> PROBLEM DETAILS: Print every line of the rows below without any change, leaving out the pictures.

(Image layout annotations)
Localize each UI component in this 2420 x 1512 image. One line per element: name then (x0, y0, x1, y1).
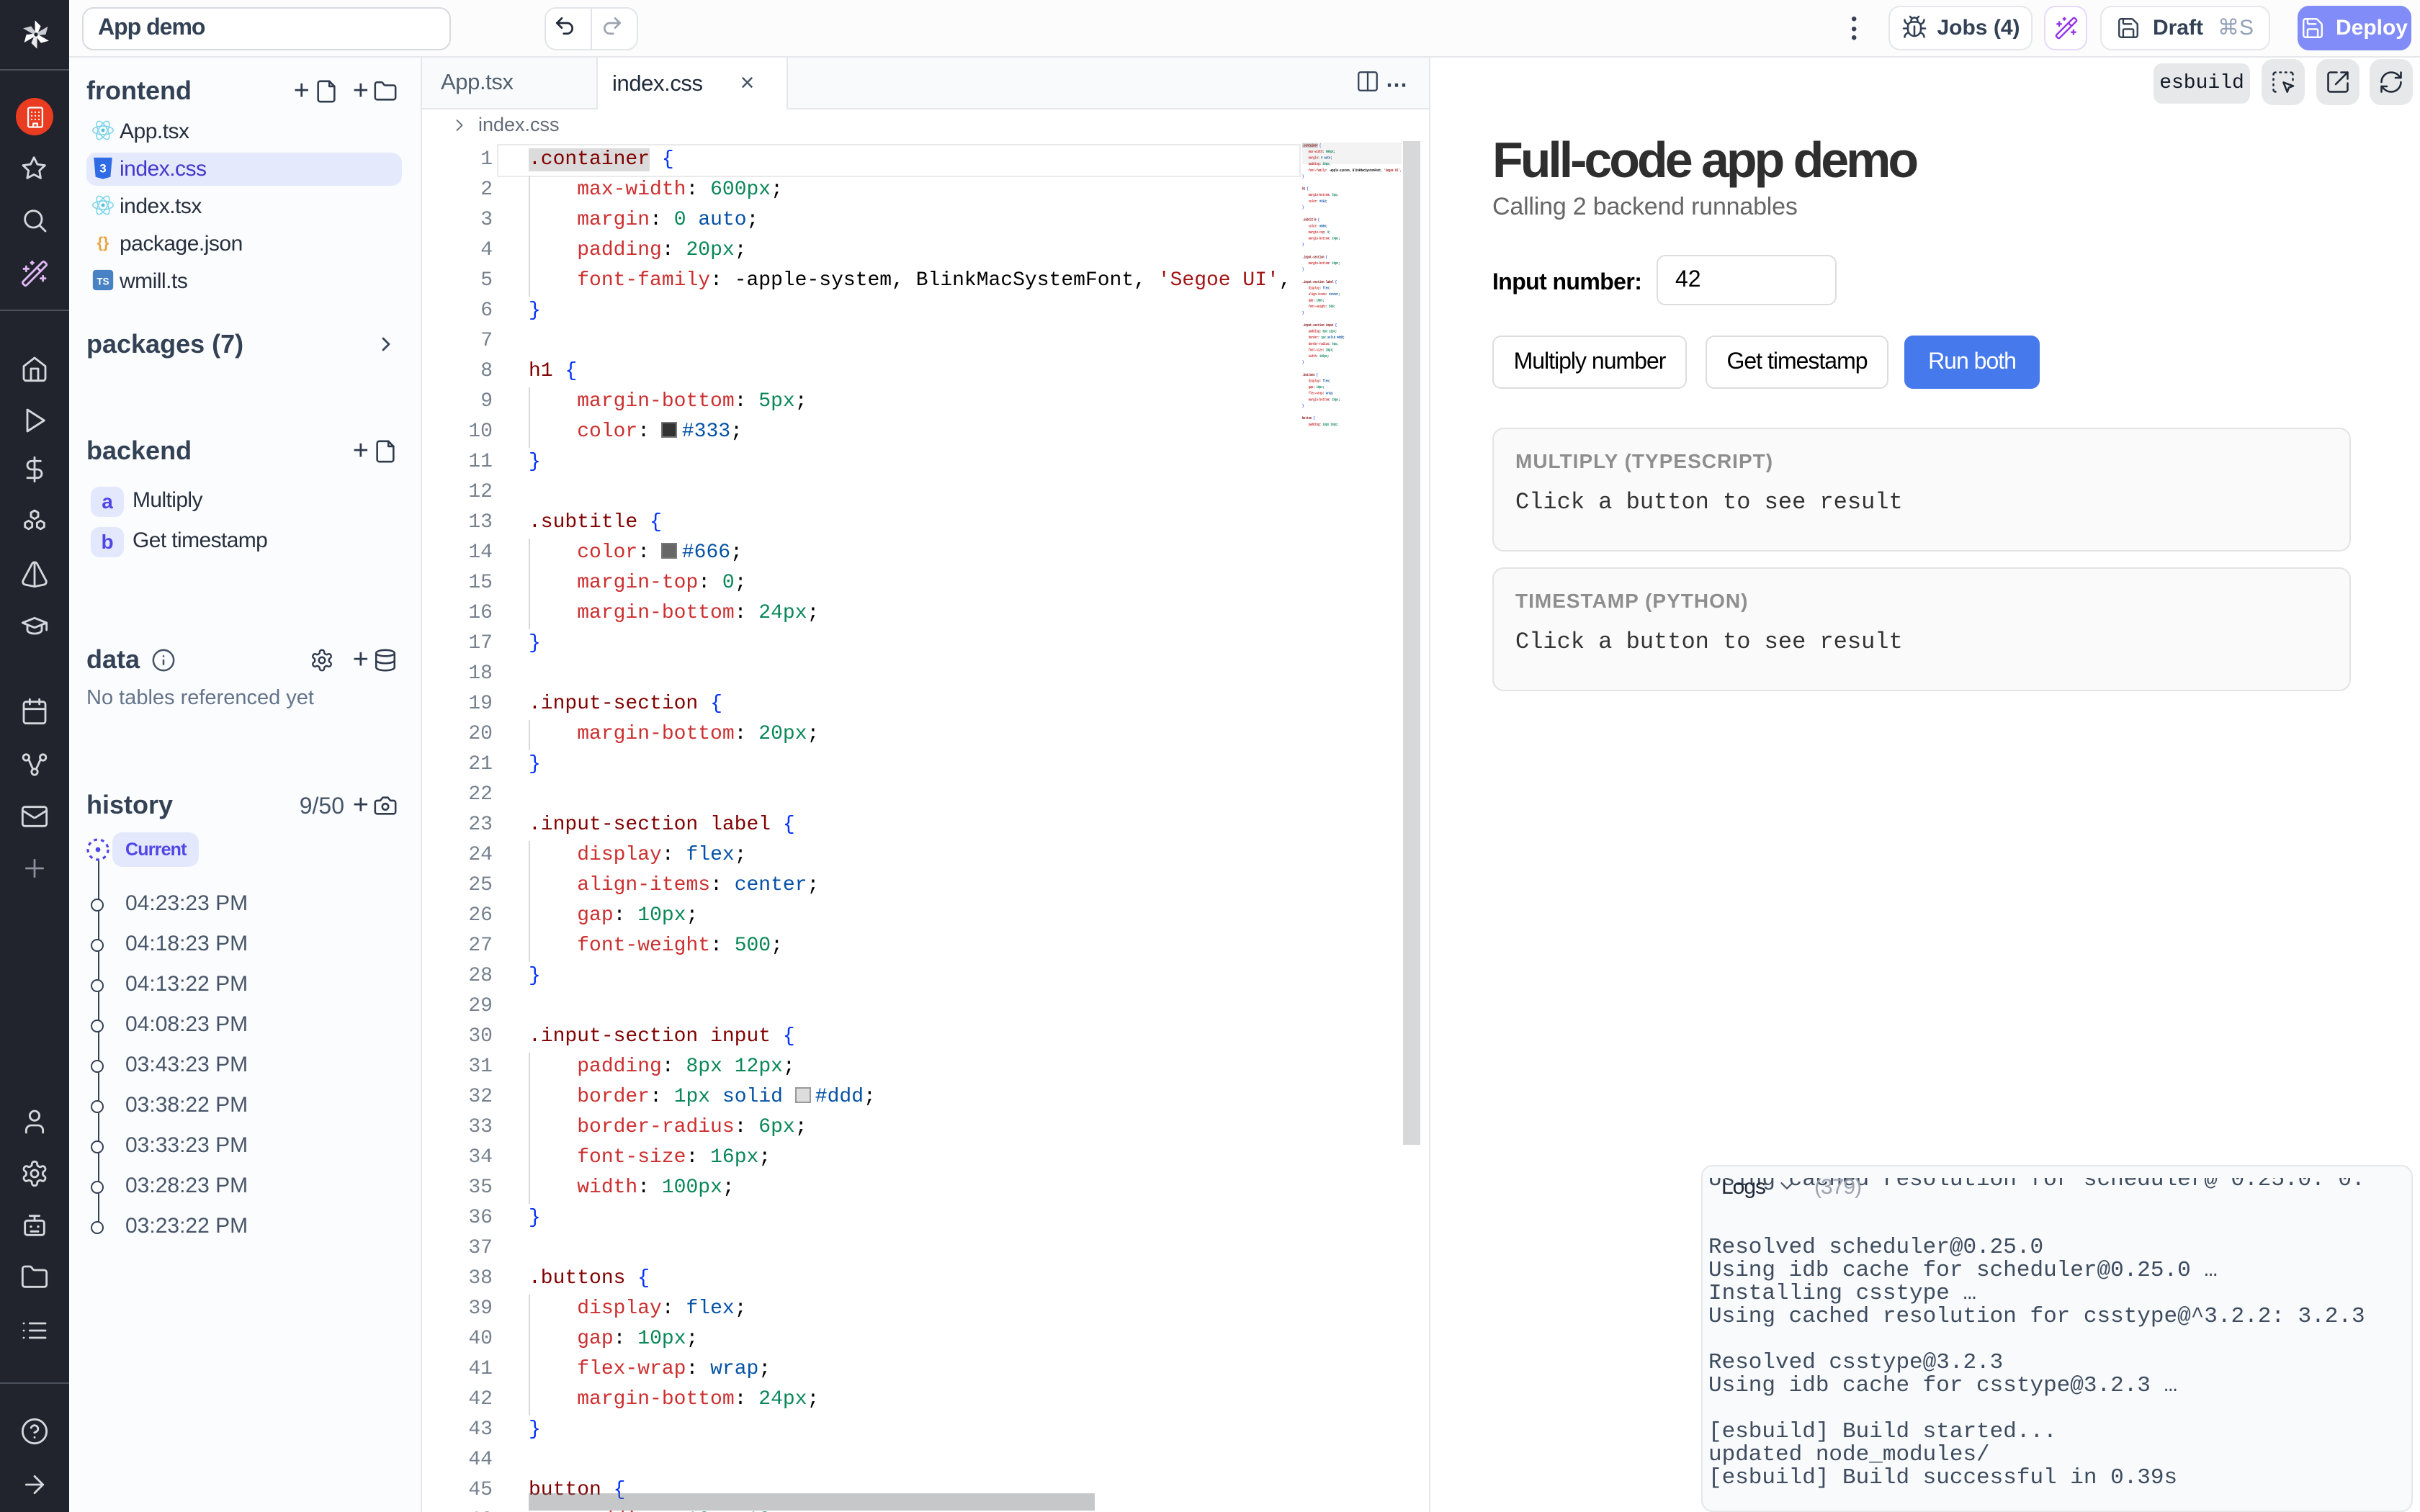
svg-text:TS: TS (97, 276, 109, 287)
svg-text:3: 3 (99, 161, 106, 175)
svg-text:{}: {} (97, 234, 109, 251)
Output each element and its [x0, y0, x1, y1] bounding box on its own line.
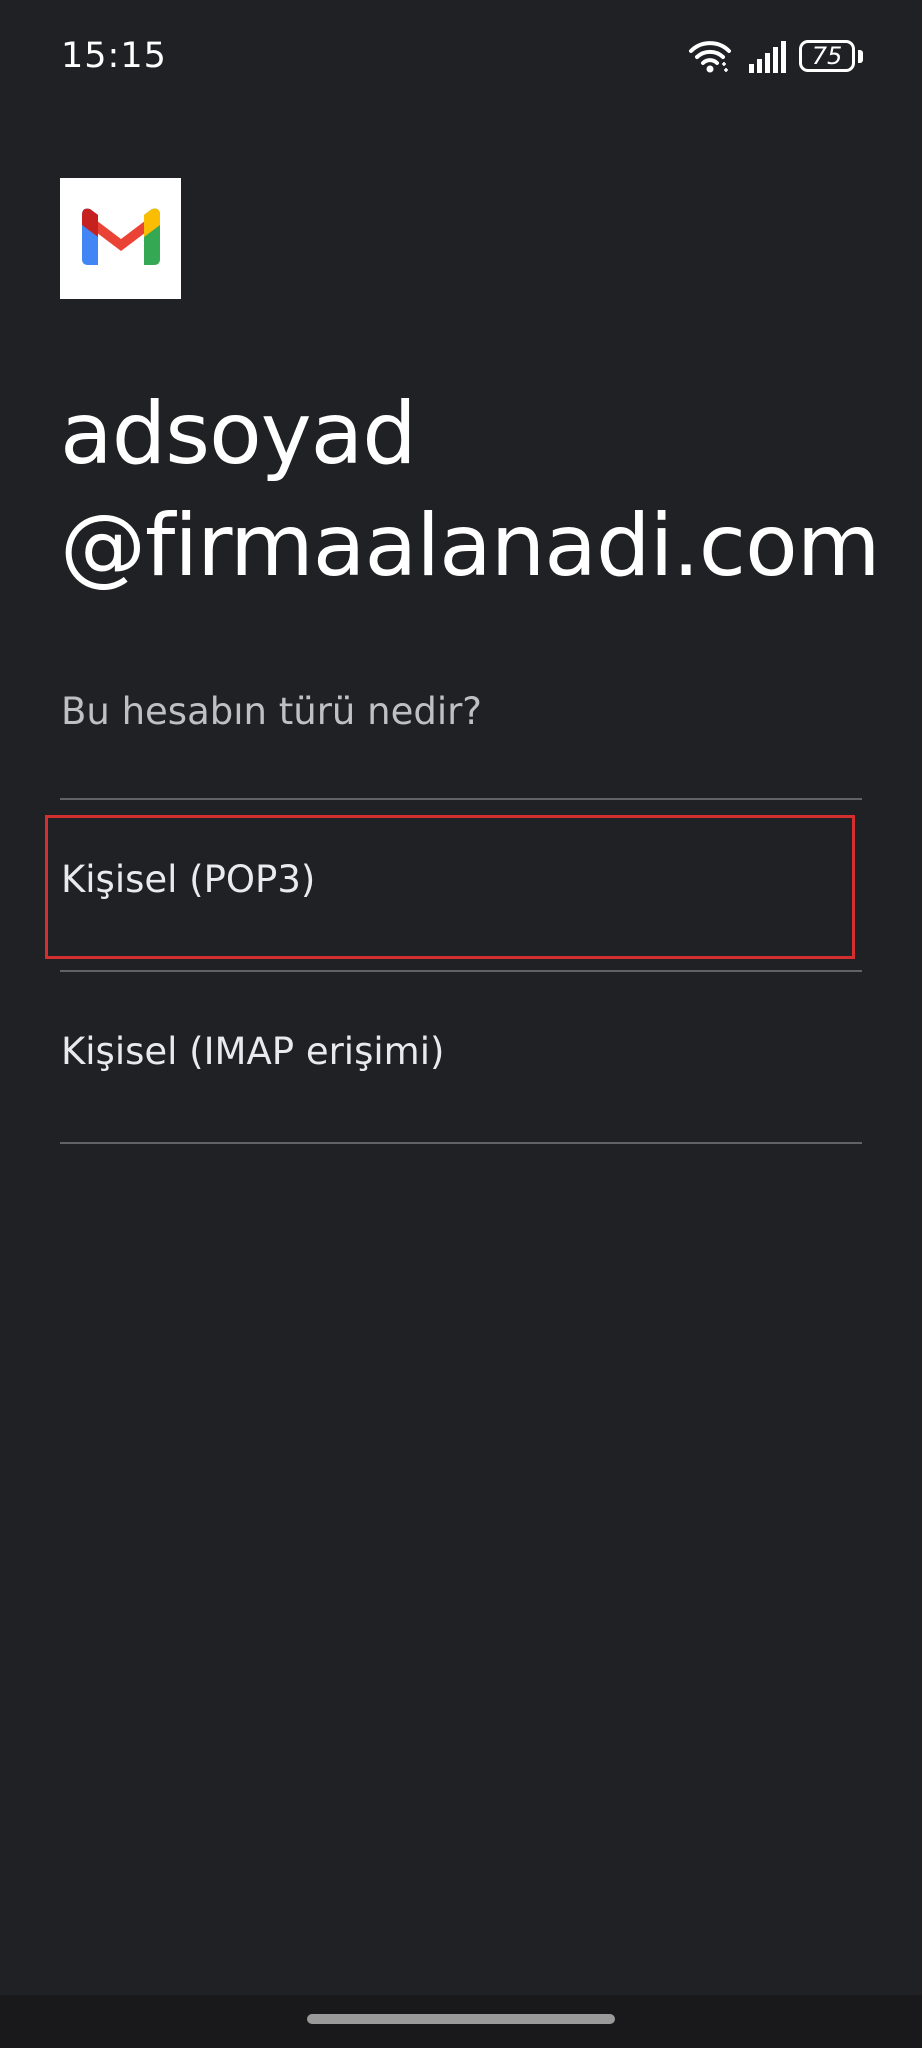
battery-icon: 75 — [799, 40, 855, 72]
gmail-logo-icon — [82, 208, 160, 265]
account-title-line2: @firmaalanadi.com — [60, 496, 880, 596]
status-bar: 15:15 75 — [0, 0, 922, 116]
gmail-logo — [60, 178, 181, 299]
account-title-line1: adsoyad — [60, 384, 417, 484]
battery-tip — [858, 50, 863, 63]
account-title: adsoyad @firmaalanadi.com — [60, 378, 900, 602]
signal-icon — [749, 41, 786, 73]
account-type-question: Bu hesabın türü nedir? — [61, 690, 482, 733]
divider — [60, 1142, 862, 1144]
option-imap[interactable]: Kişisel (IMAP erişimi) — [60, 972, 862, 1122]
option-imap-label: Kişisel (IMAP erişimi) — [61, 1030, 445, 1073]
home-gesture-handle[interactable] — [307, 2014, 615, 2024]
status-time: 15:15 — [61, 36, 167, 76]
highlight-box — [45, 815, 855, 959]
battery-level: 75 — [811, 42, 843, 70]
screen: 15:15 75 adsoyad @firmaalanadi.com Bu he… — [0, 0, 922, 2048]
wifi-icon — [689, 41, 731, 73]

> FINISHED ANSWER:
Localize each UI component in this 2420 x 1512 image. One line per element: name then (x0, y0, x1, y1).
svg-text:TS: TS (97, 276, 109, 287)
svg-text:3: 3 (99, 161, 106, 175)
svg-text:{}: {} (97, 234, 109, 251)
Output each element and its [x0, y0, x1, y1] bounding box on its own line.
battery-icon: 75 — [799, 40, 855, 72]
gmail-logo-icon — [82, 208, 160, 265]
account-title-line2: @firmaalanadi.com — [60, 496, 880, 596]
status-bar: 15:15 75 — [0, 0, 922, 116]
gmail-logo — [60, 178, 181, 299]
account-title-line1: adsoyad — [60, 384, 417, 484]
battery-tip — [858, 50, 863, 63]
account-title: adsoyad @firmaalanadi.com — [60, 378, 900, 602]
signal-icon — [749, 41, 786, 73]
account-type-question: Bu hesabın türü nedir? — [61, 690, 482, 733]
divider — [60, 1142, 862, 1144]
option-imap[interactable]: Kişisel (IMAP erişimi) — [60, 972, 862, 1122]
option-imap-label: Kişisel (IMAP erişimi) — [61, 1030, 445, 1073]
home-gesture-handle[interactable] — [307, 2014, 615, 2024]
status-time: 15:15 — [61, 36, 167, 76]
highlight-box — [45, 815, 855, 959]
battery-level: 75 — [811, 42, 843, 70]
screen: 15:15 75 adsoyad @firmaalanadi.com Bu he… — [0, 0, 922, 2048]
wifi-icon — [689, 41, 731, 73]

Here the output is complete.